## Task directions
Scan each line of the records for the word "小木偶兵是怎样操练的" and extract the ones that have it.

Data records:
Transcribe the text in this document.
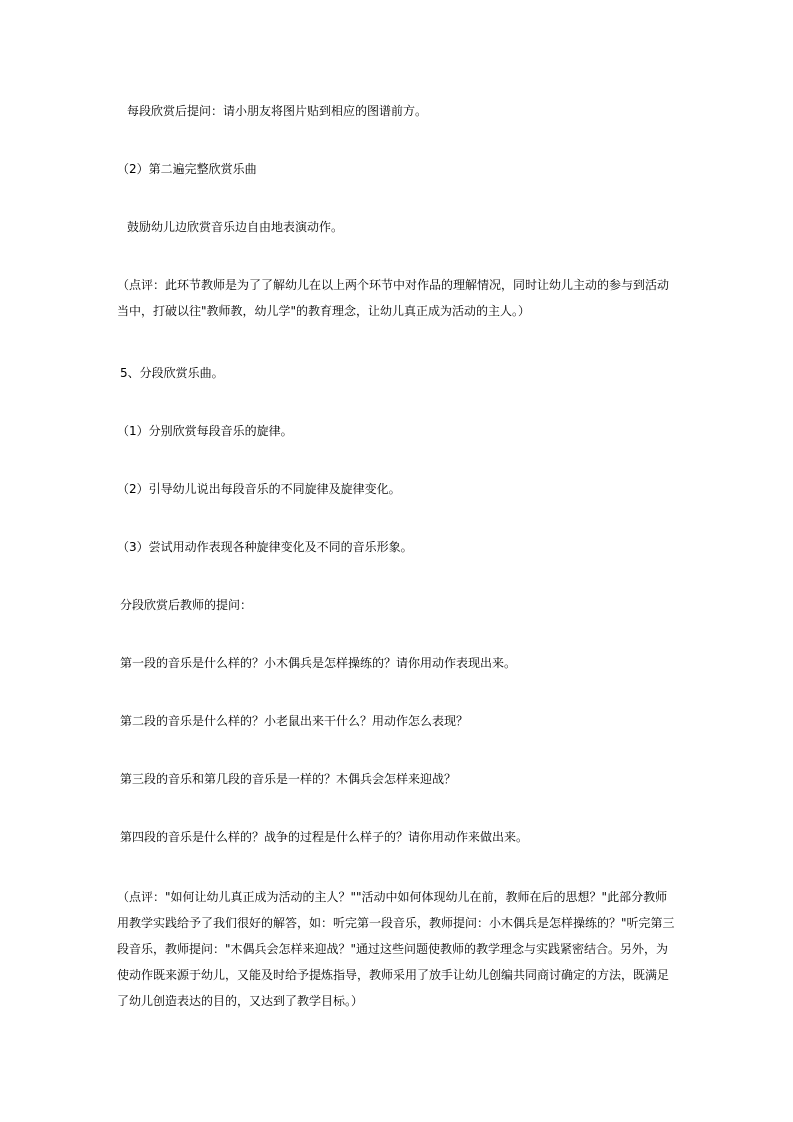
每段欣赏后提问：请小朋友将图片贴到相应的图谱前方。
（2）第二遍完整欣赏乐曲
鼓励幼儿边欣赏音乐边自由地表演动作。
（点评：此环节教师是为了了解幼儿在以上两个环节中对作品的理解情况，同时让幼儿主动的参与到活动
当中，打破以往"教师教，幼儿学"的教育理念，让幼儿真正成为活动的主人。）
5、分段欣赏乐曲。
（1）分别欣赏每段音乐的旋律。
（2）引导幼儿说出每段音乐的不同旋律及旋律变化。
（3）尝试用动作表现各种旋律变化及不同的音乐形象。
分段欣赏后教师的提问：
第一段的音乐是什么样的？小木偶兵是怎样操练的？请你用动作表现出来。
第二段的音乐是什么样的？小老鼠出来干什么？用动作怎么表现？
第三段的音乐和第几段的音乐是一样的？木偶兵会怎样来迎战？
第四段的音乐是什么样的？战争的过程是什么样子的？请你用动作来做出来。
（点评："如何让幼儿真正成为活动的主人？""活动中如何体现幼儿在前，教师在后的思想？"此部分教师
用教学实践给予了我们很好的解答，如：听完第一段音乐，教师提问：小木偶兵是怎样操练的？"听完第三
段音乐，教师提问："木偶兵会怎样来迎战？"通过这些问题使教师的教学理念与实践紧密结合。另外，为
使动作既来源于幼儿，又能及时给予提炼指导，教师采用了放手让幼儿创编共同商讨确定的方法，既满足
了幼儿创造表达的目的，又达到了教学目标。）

## Full output
第一段的音乐是什么样的？小木偶兵是怎样操练的？请你用动作表现出来。
用教学实践给予了我们很好的解答，如：听完第一段音乐，教师提问：小木偶兵是怎样操练的？"听完第三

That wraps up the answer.